>> BEGIN
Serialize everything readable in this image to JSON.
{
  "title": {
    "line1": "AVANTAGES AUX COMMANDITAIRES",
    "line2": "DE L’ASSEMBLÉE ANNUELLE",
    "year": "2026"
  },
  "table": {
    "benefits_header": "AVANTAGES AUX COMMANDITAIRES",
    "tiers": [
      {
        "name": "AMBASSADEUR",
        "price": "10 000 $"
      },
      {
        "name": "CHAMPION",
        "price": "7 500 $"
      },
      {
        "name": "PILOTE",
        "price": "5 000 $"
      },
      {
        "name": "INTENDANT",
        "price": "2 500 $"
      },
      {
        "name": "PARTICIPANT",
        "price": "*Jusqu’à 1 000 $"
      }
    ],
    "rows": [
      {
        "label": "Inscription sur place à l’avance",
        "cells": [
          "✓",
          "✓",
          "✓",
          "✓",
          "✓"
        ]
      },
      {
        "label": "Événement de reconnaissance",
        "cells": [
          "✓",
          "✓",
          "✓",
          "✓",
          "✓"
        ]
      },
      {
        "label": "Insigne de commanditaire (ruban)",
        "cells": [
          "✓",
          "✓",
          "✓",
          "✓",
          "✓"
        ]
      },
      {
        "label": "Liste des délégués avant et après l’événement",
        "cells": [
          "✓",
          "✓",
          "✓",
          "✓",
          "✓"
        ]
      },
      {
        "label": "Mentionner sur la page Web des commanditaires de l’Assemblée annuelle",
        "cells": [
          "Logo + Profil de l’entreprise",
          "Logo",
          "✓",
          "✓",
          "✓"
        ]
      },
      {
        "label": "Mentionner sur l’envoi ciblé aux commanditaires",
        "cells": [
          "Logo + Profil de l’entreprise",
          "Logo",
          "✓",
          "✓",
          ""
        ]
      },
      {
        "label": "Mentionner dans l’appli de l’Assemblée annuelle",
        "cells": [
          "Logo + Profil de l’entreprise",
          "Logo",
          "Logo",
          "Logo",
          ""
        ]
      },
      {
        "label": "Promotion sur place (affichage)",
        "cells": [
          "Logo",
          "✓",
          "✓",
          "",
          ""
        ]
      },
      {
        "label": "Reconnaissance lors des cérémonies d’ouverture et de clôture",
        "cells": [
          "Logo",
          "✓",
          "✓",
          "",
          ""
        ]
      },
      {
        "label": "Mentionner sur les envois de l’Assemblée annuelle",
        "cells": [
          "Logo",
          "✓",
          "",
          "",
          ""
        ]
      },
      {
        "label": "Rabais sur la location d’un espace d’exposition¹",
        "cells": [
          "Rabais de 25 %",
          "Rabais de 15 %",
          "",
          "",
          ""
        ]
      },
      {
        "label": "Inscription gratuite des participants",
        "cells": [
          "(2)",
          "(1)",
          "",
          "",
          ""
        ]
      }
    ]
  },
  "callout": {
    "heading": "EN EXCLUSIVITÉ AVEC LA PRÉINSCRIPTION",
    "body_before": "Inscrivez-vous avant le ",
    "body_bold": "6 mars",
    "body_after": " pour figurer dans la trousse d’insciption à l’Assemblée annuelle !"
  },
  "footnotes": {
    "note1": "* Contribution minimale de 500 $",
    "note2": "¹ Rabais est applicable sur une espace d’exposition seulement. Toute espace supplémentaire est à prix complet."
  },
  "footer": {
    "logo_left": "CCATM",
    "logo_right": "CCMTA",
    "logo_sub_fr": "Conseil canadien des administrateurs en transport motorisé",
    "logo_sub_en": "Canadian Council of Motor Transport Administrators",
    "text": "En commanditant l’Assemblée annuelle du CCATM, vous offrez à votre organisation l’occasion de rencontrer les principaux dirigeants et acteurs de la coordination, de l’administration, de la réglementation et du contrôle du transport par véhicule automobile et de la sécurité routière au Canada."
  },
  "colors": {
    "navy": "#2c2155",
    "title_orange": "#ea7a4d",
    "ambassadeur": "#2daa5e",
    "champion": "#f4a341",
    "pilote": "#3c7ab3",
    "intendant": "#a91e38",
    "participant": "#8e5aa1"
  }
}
>> END
Pick out each line containing the string "Rabais" and copy it.

        "label": "Rabais sur la location d’un espace d’exposition¹",
          "Rabais de 25 %",
          "Rabais de 15 %",
    "note2": "¹ Rabais est applicable sur une espace d’exposition seulement. Toute espace supplémentaire est à prix complet."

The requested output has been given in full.